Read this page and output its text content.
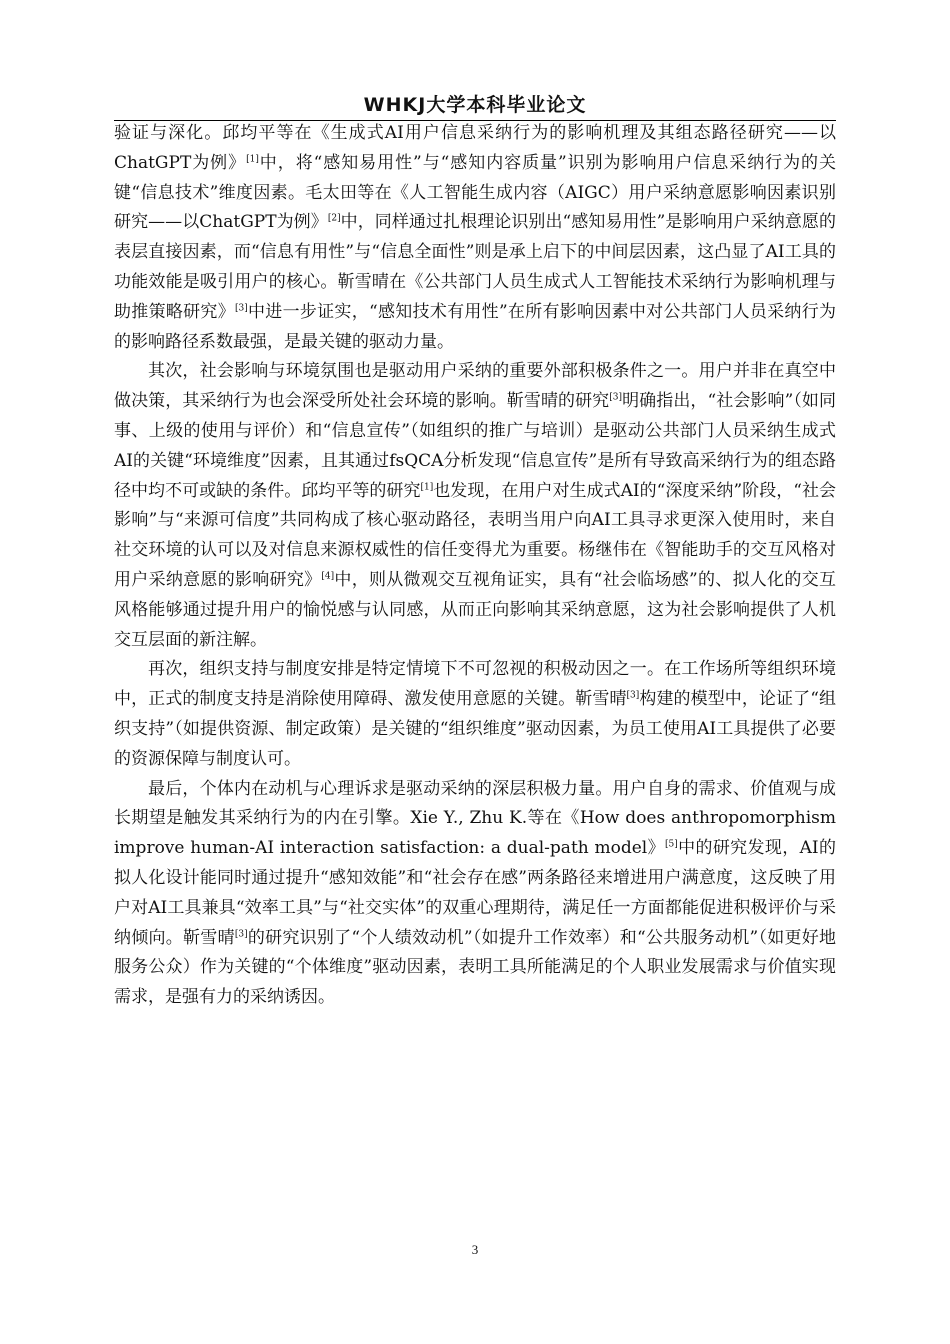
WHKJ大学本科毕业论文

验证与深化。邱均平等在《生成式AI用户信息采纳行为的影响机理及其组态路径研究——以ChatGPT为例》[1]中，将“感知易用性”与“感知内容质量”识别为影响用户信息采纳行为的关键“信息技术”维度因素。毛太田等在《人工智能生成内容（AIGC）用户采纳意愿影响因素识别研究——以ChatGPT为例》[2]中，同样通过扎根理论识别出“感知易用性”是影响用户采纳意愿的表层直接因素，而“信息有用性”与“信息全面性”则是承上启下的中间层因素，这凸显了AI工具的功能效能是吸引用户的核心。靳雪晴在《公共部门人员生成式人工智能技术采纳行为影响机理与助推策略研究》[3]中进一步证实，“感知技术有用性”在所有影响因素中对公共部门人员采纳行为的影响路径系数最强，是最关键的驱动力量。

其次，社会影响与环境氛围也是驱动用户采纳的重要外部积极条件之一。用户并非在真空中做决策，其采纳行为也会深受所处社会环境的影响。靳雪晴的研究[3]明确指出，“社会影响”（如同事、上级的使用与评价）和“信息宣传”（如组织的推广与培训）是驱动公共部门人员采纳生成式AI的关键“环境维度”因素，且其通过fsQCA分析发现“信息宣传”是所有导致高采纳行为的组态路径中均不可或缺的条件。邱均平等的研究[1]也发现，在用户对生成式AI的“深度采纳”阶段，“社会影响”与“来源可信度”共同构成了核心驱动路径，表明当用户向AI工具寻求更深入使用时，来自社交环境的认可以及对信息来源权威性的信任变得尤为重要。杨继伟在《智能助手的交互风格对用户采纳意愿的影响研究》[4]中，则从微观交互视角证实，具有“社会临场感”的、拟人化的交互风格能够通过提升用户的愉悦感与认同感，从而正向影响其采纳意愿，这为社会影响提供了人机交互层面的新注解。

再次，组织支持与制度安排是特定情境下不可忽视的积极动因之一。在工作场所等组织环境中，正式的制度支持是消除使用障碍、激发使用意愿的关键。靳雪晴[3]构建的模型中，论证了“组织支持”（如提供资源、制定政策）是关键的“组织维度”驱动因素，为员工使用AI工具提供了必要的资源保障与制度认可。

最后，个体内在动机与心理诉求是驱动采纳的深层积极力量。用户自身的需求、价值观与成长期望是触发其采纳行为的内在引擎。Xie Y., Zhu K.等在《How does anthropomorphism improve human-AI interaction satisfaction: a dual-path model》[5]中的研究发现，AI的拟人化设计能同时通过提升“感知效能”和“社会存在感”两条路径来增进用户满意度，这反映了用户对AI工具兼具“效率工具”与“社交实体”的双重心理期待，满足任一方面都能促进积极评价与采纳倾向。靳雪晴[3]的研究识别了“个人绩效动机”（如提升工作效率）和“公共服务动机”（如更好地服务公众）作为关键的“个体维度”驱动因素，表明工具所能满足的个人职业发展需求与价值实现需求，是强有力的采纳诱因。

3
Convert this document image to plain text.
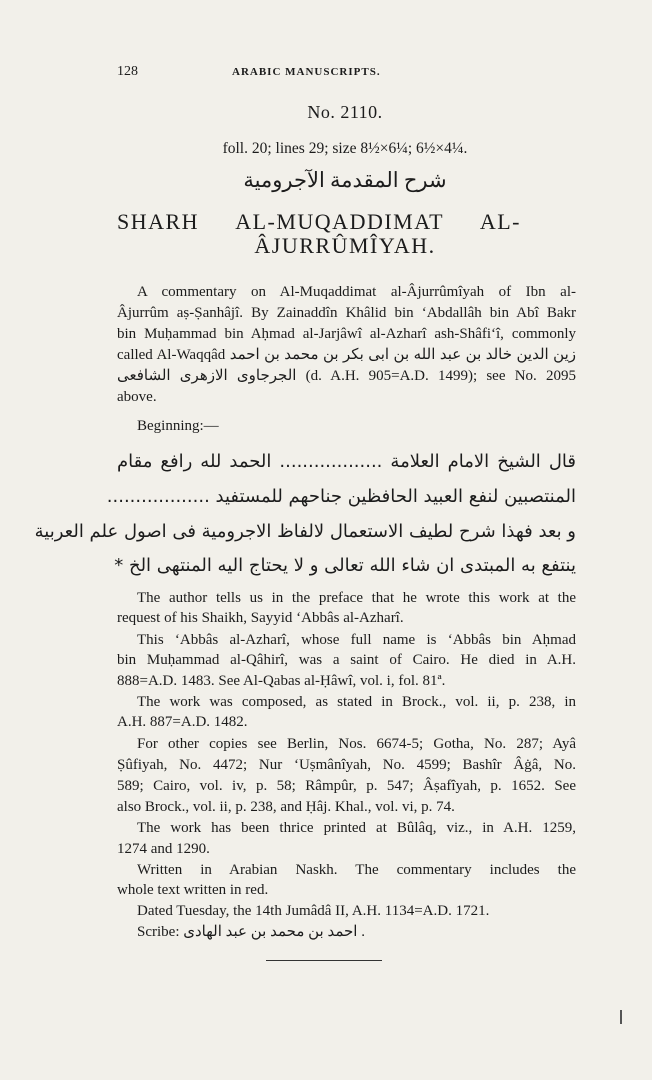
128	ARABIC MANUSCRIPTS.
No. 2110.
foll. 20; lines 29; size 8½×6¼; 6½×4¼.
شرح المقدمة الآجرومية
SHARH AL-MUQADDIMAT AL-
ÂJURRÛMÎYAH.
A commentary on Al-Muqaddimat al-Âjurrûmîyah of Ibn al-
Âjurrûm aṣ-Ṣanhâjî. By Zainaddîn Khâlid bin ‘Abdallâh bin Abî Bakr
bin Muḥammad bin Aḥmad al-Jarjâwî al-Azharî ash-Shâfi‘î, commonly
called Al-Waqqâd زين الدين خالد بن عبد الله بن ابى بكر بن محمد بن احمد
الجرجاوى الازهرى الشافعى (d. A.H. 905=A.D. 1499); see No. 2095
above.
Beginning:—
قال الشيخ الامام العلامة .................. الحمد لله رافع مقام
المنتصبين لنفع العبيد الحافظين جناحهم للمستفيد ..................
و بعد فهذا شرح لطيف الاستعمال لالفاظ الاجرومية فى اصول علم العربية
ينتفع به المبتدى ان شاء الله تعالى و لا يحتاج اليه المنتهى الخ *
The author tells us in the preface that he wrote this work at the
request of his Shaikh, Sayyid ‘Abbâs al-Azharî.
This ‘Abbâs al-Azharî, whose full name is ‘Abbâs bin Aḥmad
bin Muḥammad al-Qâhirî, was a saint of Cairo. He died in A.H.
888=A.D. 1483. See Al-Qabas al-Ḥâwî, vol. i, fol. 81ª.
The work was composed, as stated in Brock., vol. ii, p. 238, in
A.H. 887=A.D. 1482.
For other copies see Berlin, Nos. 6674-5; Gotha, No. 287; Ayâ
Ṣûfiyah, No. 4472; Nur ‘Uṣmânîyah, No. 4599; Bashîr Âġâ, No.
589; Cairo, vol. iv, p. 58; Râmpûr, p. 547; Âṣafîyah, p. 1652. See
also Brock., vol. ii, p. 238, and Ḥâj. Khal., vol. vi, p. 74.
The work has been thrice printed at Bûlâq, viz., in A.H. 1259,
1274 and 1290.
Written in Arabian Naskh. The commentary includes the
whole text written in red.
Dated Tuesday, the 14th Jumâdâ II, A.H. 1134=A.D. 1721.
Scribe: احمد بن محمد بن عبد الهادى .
▬▬▬
**Exercise details**:
In the records, locate each line holding the string "Azharî" and copy it.

**Response to the exercise**:
bin Muḥammad bin Aḥmad al-Jarjâwî al-Azharî ash-Shâfi‘î, commonly
request of his Shaikh, Sayyid ‘Abbâs al-Azharî.
This ‘Abbâs al-Azharî, whose full name is ‘Abbâs bin Aḥmad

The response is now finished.